» **TASK TO CARRY OUT**
Identify all lines below that hold "University" and collect them.

Records that describe figures:
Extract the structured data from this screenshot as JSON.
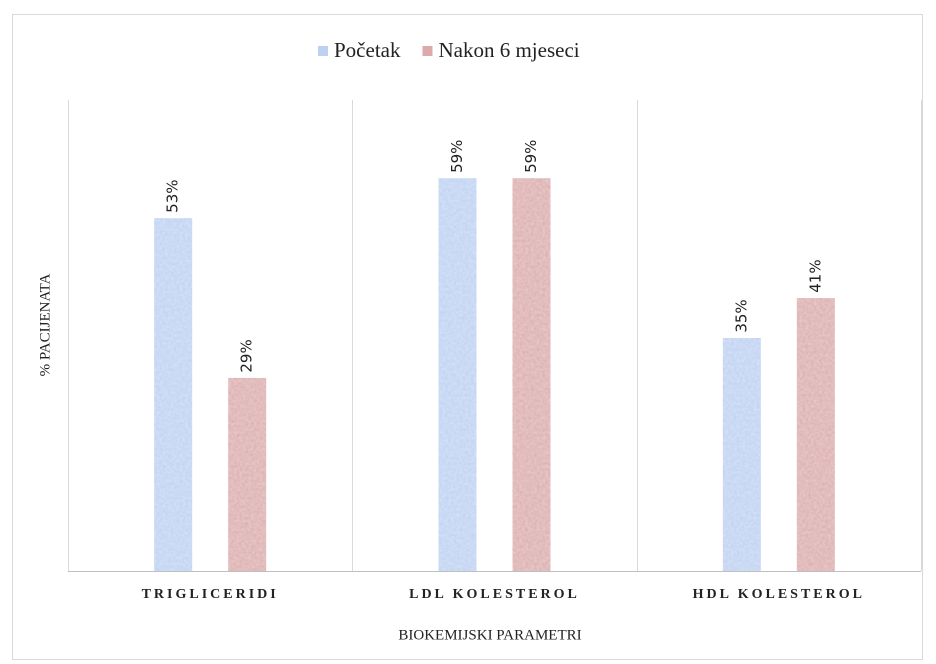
{
  "chart_data": {
    "type": "bar",
    "categories": [
      "TRIGLICERIDI",
      "LDL KOLESTEROL",
      "HDL KOLESTEROL"
    ],
    "series": [
      {
        "name": "Početak",
        "color": "#bdd1f2",
        "values": [
          53,
          59,
          35
        ],
        "value_labels": [
          "53%",
          "59%",
          "35%"
        ]
      },
      {
        "name": "Nakon 6 mjeseci",
        "color": "#dcaaaa",
        "values": [
          29,
          59,
          41
        ],
        "value_labels": [
          "29%",
          "59%",
          "41%"
        ]
      }
    ],
    "xlabel": "BIOKEMIJSKI PARAMETRI",
    "ylabel": "% PACIJENATA",
    "ylim": [
      0,
      70
    ],
    "legend": "top"
  }
}
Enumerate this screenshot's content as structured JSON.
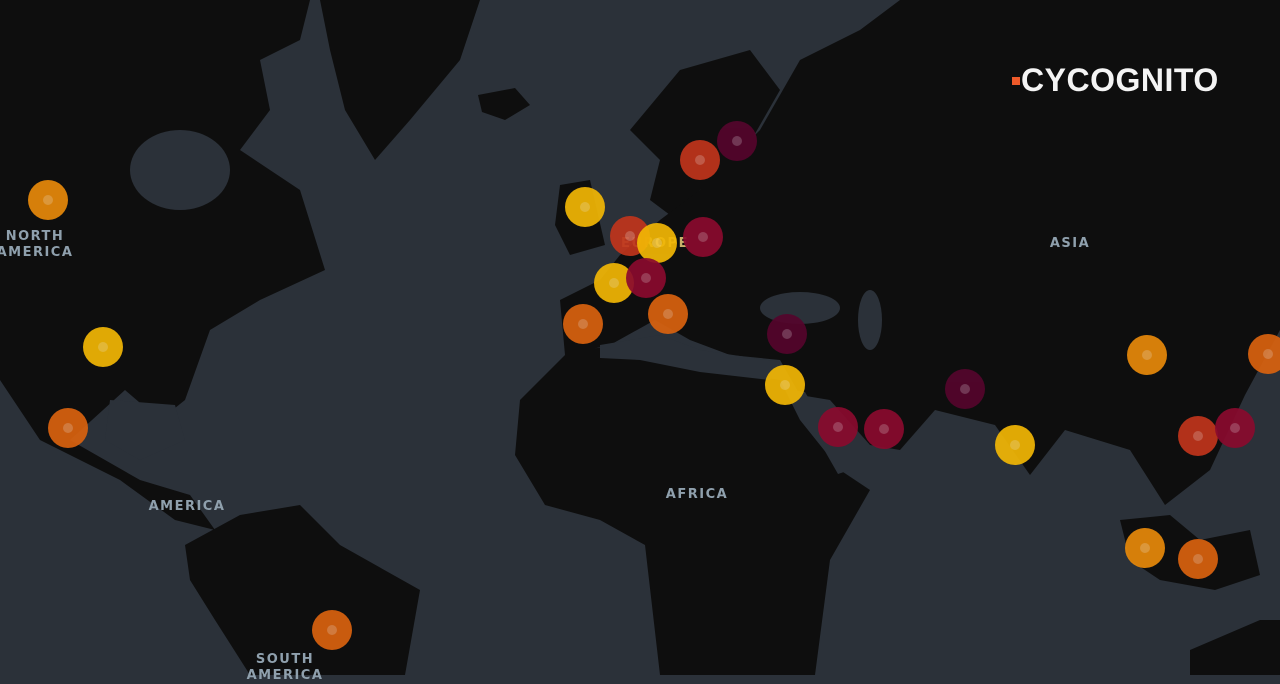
{
  "brand": {
    "logo_text": "CYCOGNITO",
    "accent": "#ee5a2a"
  },
  "map": {
    "ocean_color": "#2b3139",
    "land_color": "#0e0e0e",
    "labels": [
      "NORTH\nAMERICA",
      "AMERICA",
      "SOUTH\nAMERICA",
      "EUROPE",
      "AFRICA",
      "ASIA"
    ],
    "severity_colors": {
      "yellow": "#f2b705",
      "amber": "#e8890a",
      "orange": "#d9620f",
      "red": "#c0351c",
      "crimson": "#8a0a2e",
      "purple": "#55052c"
    },
    "markers": [
      "amber",
      "yellow",
      "orange",
      "orange",
      "yellow",
      "red",
      "yellow",
      "crimson",
      "red",
      "purple",
      "yellow",
      "crimson",
      "orange",
      "orange",
      "purple",
      "yellow",
      "crimson",
      "crimson",
      "purple",
      "yellow",
      "amber",
      "orange",
      "red",
      "crimson",
      "amber",
      "orange"
    ]
  }
}
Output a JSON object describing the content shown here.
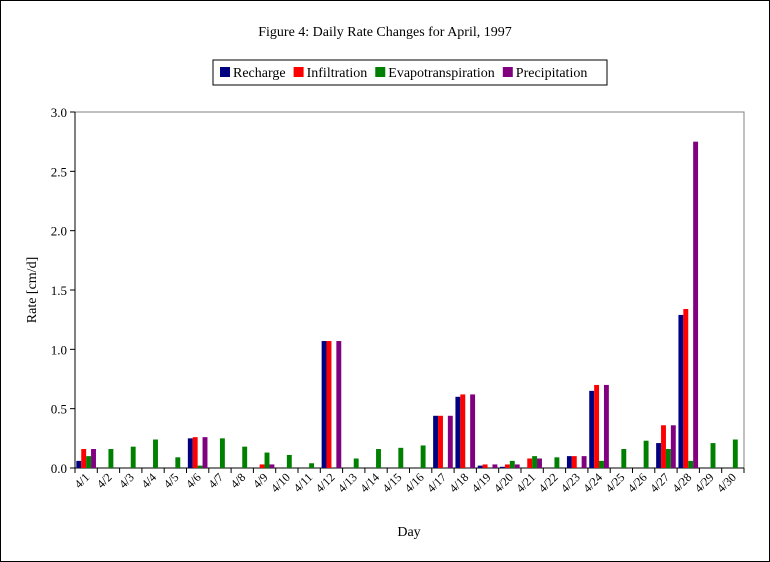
{
  "chart_data": {
    "type": "bar",
    "title": "Figure 4: Daily Rate Changes for April, 1997",
    "xlabel": "Day",
    "ylabel": "Rate [cm/d]",
    "ylim": [
      0,
      3.0
    ],
    "yticks": [
      "0.0",
      "0.5",
      "1.0",
      "1.5",
      "2.0",
      "2.5",
      "3.0"
    ],
    "grid": false,
    "legend_position": "top",
    "categories": [
      "4/1",
      "4/2",
      "4/3",
      "4/4",
      "4/5",
      "4/6",
      "4/7",
      "4/8",
      "4/9",
      "4/10",
      "4/11",
      "4/12",
      "4/13",
      "4/14",
      "4/15",
      "4/16",
      "4/17",
      "4/18",
      "4/19",
      "4/20",
      "4/21",
      "4/22",
      "4/23",
      "4/24",
      "4/25",
      "4/26",
      "4/27",
      "4/28",
      "4/29",
      "4/30"
    ],
    "series": [
      {
        "name": "Recharge",
        "color": "#000080",
        "values": [
          0.06,
          0,
          0,
          0,
          0,
          0.25,
          0,
          0,
          0,
          0,
          0,
          1.07,
          0,
          0,
          0,
          0,
          0.44,
          0.6,
          0.02,
          0.01,
          0,
          0,
          0.1,
          0.65,
          0,
          0,
          0.21,
          1.29,
          0,
          0
        ]
      },
      {
        "name": "Infiltration",
        "color": "#ff0000",
        "values": [
          0.16,
          0,
          0,
          0,
          0,
          0.26,
          0,
          0,
          0.03,
          0,
          0,
          1.07,
          0,
          0,
          0,
          0,
          0.44,
          0.62,
          0.03,
          0.03,
          0.08,
          0,
          0.1,
          0.7,
          0,
          0,
          0.36,
          1.34,
          0,
          0
        ]
      },
      {
        "name": "Evapotranspiration",
        "color": "#008000",
        "values": [
          0.1,
          0.16,
          0.18,
          0.24,
          0.09,
          0.02,
          0.25,
          0.18,
          0.13,
          0.11,
          0.04,
          0,
          0.08,
          0.16,
          0.17,
          0.19,
          0,
          0,
          0,
          0.06,
          0.1,
          0.09,
          0,
          0.06,
          0.16,
          0.23,
          0.16,
          0.06,
          0.21,
          0.24
        ]
      },
      {
        "name": "Precipitation",
        "color": "#800080",
        "values": [
          0.16,
          0,
          0,
          0,
          0,
          0.26,
          0,
          0,
          0.03,
          0,
          0,
          1.07,
          0,
          0,
          0,
          0,
          0.44,
          0.62,
          0.03,
          0.03,
          0.08,
          0,
          0.1,
          0.7,
          0,
          0,
          0.36,
          2.75,
          0,
          0
        ]
      }
    ]
  }
}
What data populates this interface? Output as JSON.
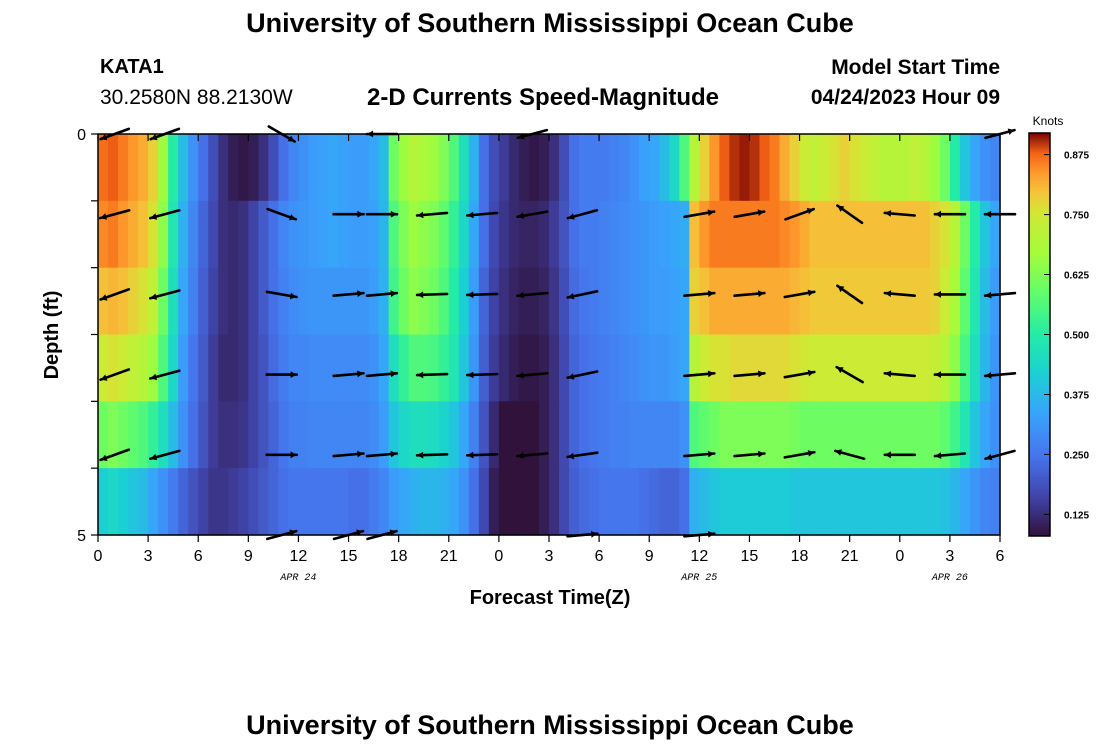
{
  "header": {
    "title": "University of Southern Mississippi Ocean Cube",
    "station": "KATA1",
    "coordinates": "30.2580N  88.2130W",
    "subtitle": "2-D Currents Speed-Magnitude",
    "model_start_label": "Model Start Time",
    "model_start_value": "04/24/2023 Hour 09"
  },
  "footer": {
    "title": "University of Southern Mississippi Ocean Cube"
  },
  "chart_data": {
    "type": "heatmap",
    "title": "2-D Currents Speed-Magnitude",
    "xlabel": "Forecast Time(Z)",
    "ylabel": "Depth (ft)",
    "x_tick_labels": [
      "0",
      "3",
      "6",
      "9",
      "12",
      "15",
      "18",
      "21",
      "0",
      "3",
      "6",
      "9",
      "12",
      "15",
      "18",
      "21",
      "0",
      "3",
      "6"
    ],
    "date_labels": [
      {
        "label": "APR 24",
        "at_tick": 4
      },
      {
        "label": "APR 25",
        "at_tick": 12
      },
      {
        "label": "APR 26",
        "at_tick": 17
      }
    ],
    "y_tick_labels": [
      {
        "label": "0",
        "depth": 0
      },
      {
        "label": "5",
        "depth": 5
      }
    ],
    "ylim": [
      0,
      5
    ],
    "hours_range": [
      0,
      54
    ],
    "hours_per_column": 1,
    "color_range": [
      0.08,
      0.92
    ],
    "colorbar": {
      "unit": "Knots",
      "ticks": [
        "0.125",
        "0.250",
        "0.375",
        "0.500",
        "0.625",
        "0.750",
        "0.875"
      ],
      "tick_values": [
        0.125,
        0.25,
        0.375,
        0.5,
        0.625,
        0.75,
        0.875
      ]
    },
    "speed_knots": [
      [
        0.87,
        0.88,
        0.86,
        0.84,
        0.82,
        0.78,
        0.66,
        0.5,
        0.38,
        0.3,
        0.24,
        0.18,
        0.13,
        0.1,
        0.09,
        0.1,
        0.13,
        0.18,
        0.24,
        0.28,
        0.3,
        0.32,
        0.33,
        0.34,
        0.33,
        0.32,
        0.32,
        0.34,
        0.38,
        0.6,
        0.66,
        0.7,
        0.68,
        0.66,
        0.62,
        0.56,
        0.46,
        0.36,
        0.24,
        0.18,
        0.15,
        0.12,
        0.1,
        0.09,
        0.1,
        0.13,
        0.18,
        0.24,
        0.26,
        0.26,
        0.26,
        0.27,
        0.28,
        0.3,
        0.33,
        0.34,
        0.38,
        0.44,
        0.56,
        0.7,
        0.78,
        0.84,
        0.88,
        0.9,
        0.91,
        0.9,
        0.88,
        0.86,
        0.82,
        0.78,
        0.74,
        0.72,
        0.74,
        0.76,
        0.78,
        0.76,
        0.74,
        0.72,
        0.7,
        0.7,
        0.7,
        0.72,
        0.7,
        0.66,
        0.6,
        0.5,
        0.4,
        0.34,
        0.3,
        0.28
      ],
      [
        0.85,
        0.86,
        0.84,
        0.82,
        0.8,
        0.76,
        0.64,
        0.48,
        0.36,
        0.28,
        0.22,
        0.17,
        0.13,
        0.12,
        0.13,
        0.16,
        0.2,
        0.24,
        0.28,
        0.3,
        0.31,
        0.32,
        0.33,
        0.34,
        0.33,
        0.32,
        0.32,
        0.33,
        0.37,
        0.56,
        0.62,
        0.66,
        0.64,
        0.62,
        0.58,
        0.52,
        0.44,
        0.34,
        0.24,
        0.17,
        0.14,
        0.12,
        0.11,
        0.11,
        0.12,
        0.15,
        0.19,
        0.24,
        0.26,
        0.26,
        0.27,
        0.28,
        0.29,
        0.3,
        0.31,
        0.32,
        0.33,
        0.34,
        0.35,
        0.8,
        0.84,
        0.86,
        0.86,
        0.86,
        0.86,
        0.86,
        0.86,
        0.86,
        0.85,
        0.84,
        0.82,
        0.8,
        0.8,
        0.8,
        0.8,
        0.8,
        0.8,
        0.8,
        0.8,
        0.8,
        0.8,
        0.8,
        0.8,
        0.78,
        0.76,
        0.7,
        0.6,
        0.5,
        0.4,
        0.34
      ],
      [
        0.8,
        0.81,
        0.8,
        0.78,
        0.76,
        0.72,
        0.6,
        0.46,
        0.34,
        0.27,
        0.21,
        0.16,
        0.13,
        0.12,
        0.13,
        0.16,
        0.2,
        0.24,
        0.27,
        0.29,
        0.3,
        0.31,
        0.31,
        0.31,
        0.31,
        0.31,
        0.31,
        0.32,
        0.36,
        0.54,
        0.6,
        0.64,
        0.62,
        0.6,
        0.56,
        0.5,
        0.42,
        0.32,
        0.22,
        0.16,
        0.13,
        0.11,
        0.1,
        0.1,
        0.11,
        0.14,
        0.18,
        0.23,
        0.25,
        0.26,
        0.27,
        0.28,
        0.29,
        0.3,
        0.31,
        0.32,
        0.32,
        0.33,
        0.34,
        0.78,
        0.8,
        0.82,
        0.82,
        0.82,
        0.82,
        0.82,
        0.82,
        0.82,
        0.82,
        0.81,
        0.8,
        0.79,
        0.79,
        0.79,
        0.79,
        0.79,
        0.79,
        0.79,
        0.79,
        0.79,
        0.79,
        0.79,
        0.79,
        0.78,
        0.74,
        0.68,
        0.58,
        0.48,
        0.38,
        0.32
      ],
      [
        0.74,
        0.76,
        0.74,
        0.72,
        0.7,
        0.66,
        0.56,
        0.44,
        0.32,
        0.25,
        0.2,
        0.15,
        0.12,
        0.12,
        0.13,
        0.16,
        0.19,
        0.23,
        0.26,
        0.28,
        0.28,
        0.29,
        0.29,
        0.29,
        0.29,
        0.29,
        0.29,
        0.3,
        0.34,
        0.46,
        0.52,
        0.56,
        0.56,
        0.55,
        0.52,
        0.48,
        0.4,
        0.31,
        0.21,
        0.15,
        0.12,
        0.1,
        0.09,
        0.09,
        0.1,
        0.13,
        0.17,
        0.22,
        0.24,
        0.25,
        0.26,
        0.27,
        0.28,
        0.29,
        0.3,
        0.31,
        0.31,
        0.32,
        0.34,
        0.7,
        0.74,
        0.76,
        0.76,
        0.77,
        0.77,
        0.77,
        0.77,
        0.77,
        0.77,
        0.76,
        0.75,
        0.74,
        0.74,
        0.74,
        0.74,
        0.74,
        0.74,
        0.74,
        0.74,
        0.74,
        0.74,
        0.74,
        0.74,
        0.73,
        0.7,
        0.64,
        0.55,
        0.46,
        0.37,
        0.31
      ],
      [
        0.6,
        0.62,
        0.6,
        0.58,
        0.56,
        0.52,
        0.46,
        0.38,
        0.3,
        0.24,
        0.19,
        0.15,
        0.13,
        0.13,
        0.14,
        0.16,
        0.19,
        0.22,
        0.25,
        0.27,
        0.27,
        0.28,
        0.28,
        0.28,
        0.28,
        0.28,
        0.28,
        0.29,
        0.32,
        0.4,
        0.44,
        0.46,
        0.46,
        0.45,
        0.43,
        0.4,
        0.34,
        0.27,
        0.19,
        0.12,
        0.08,
        0.06,
        0.07,
        0.08,
        0.1,
        0.13,
        0.17,
        0.22,
        0.24,
        0.25,
        0.26,
        0.27,
        0.27,
        0.28,
        0.28,
        0.28,
        0.28,
        0.28,
        0.3,
        0.56,
        0.58,
        0.6,
        0.62,
        0.62,
        0.62,
        0.62,
        0.62,
        0.62,
        0.62,
        0.61,
        0.6,
        0.6,
        0.6,
        0.6,
        0.6,
        0.6,
        0.6,
        0.6,
        0.6,
        0.6,
        0.6,
        0.6,
        0.6,
        0.6,
        0.58,
        0.54,
        0.48,
        0.4,
        0.34,
        0.3
      ],
      [
        0.42,
        0.44,
        0.42,
        0.4,
        0.38,
        0.34,
        0.3,
        0.26,
        0.22,
        0.19,
        0.16,
        0.14,
        0.14,
        0.15,
        0.16,
        0.18,
        0.2,
        0.22,
        0.24,
        0.25,
        0.25,
        0.25,
        0.25,
        0.25,
        0.25,
        0.24,
        0.24,
        0.26,
        0.28,
        0.32,
        0.34,
        0.36,
        0.37,
        0.37,
        0.36,
        0.34,
        0.3,
        0.24,
        0.17,
        0.1,
        0.06,
        0.04,
        0.05,
        0.07,
        0.1,
        0.13,
        0.17,
        0.21,
        0.23,
        0.24,
        0.25,
        0.25,
        0.25,
        0.25,
        0.24,
        0.23,
        0.22,
        0.22,
        0.24,
        0.36,
        0.38,
        0.4,
        0.41,
        0.41,
        0.41,
        0.41,
        0.41,
        0.41,
        0.41,
        0.4,
        0.4,
        0.4,
        0.4,
        0.4,
        0.4,
        0.4,
        0.4,
        0.4,
        0.4,
        0.4,
        0.4,
        0.4,
        0.4,
        0.4,
        0.39,
        0.37,
        0.34,
        0.31,
        0.28,
        0.27
      ]
    ],
    "vectors": {
      "hours": [
        1,
        4,
        9,
        11,
        15,
        17,
        20,
        23,
        26,
        29,
        33,
        36,
        39,
        42,
        45,
        48,
        51,
        54
      ],
      "depths": [
        0,
        1,
        2,
        3,
        4,
        5
      ],
      "row_angles_deg": [
        [
          200,
          200,
          null,
          330,
          null,
          180,
          null,
          null,
          195,
          null,
          null,
          null,
          null,
          null,
          null,
          null,
          null,
          15
        ],
        [
          195,
          195,
          null,
          340,
          0,
          0,
          185,
          185,
          190,
          195,
          null,
          10,
          10,
          20,
          145,
          175,
          180,
          180
        ],
        [
          200,
          195,
          null,
          350,
          5,
          5,
          182,
          182,
          185,
          192,
          null,
          5,
          5,
          10,
          145,
          175,
          180,
          185
        ],
        [
          200,
          195,
          null,
          0,
          5,
          5,
          182,
          182,
          185,
          192,
          null,
          5,
          5,
          10,
          150,
          175,
          180,
          185
        ],
        [
          200,
          195,
          null,
          0,
          5,
          5,
          182,
          182,
          185,
          188,
          null,
          5,
          5,
          10,
          165,
          180,
          185,
          195
        ],
        [
          null,
          null,
          null,
          15,
          15,
          15,
          null,
          null,
          null,
          5,
          null,
          5,
          null,
          null,
          null,
          null,
          null,
          null
        ]
      ]
    }
  }
}
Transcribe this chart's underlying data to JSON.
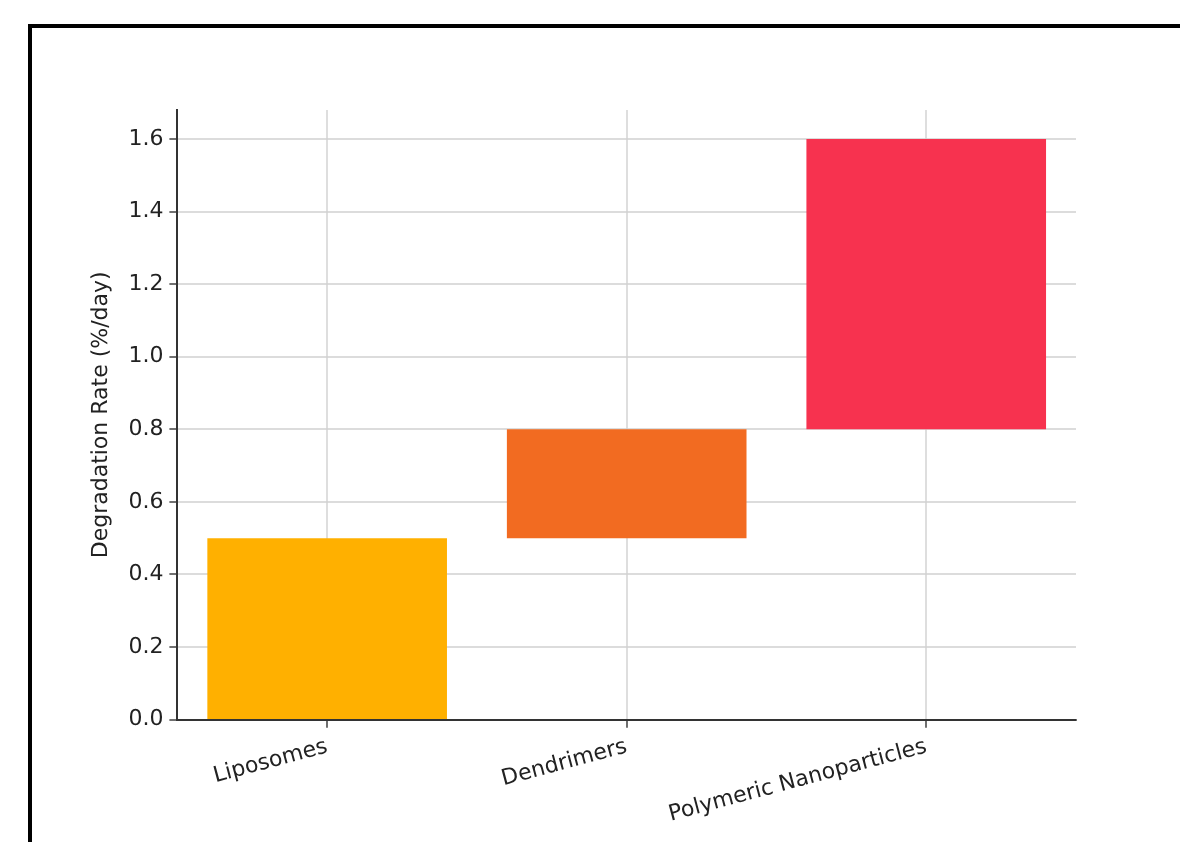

» **WORKED SOLUTION**
    "title": "University of Southern Mississippi Ocean Cube",
    "title": "University of Southern Mississippi Ocean Cube"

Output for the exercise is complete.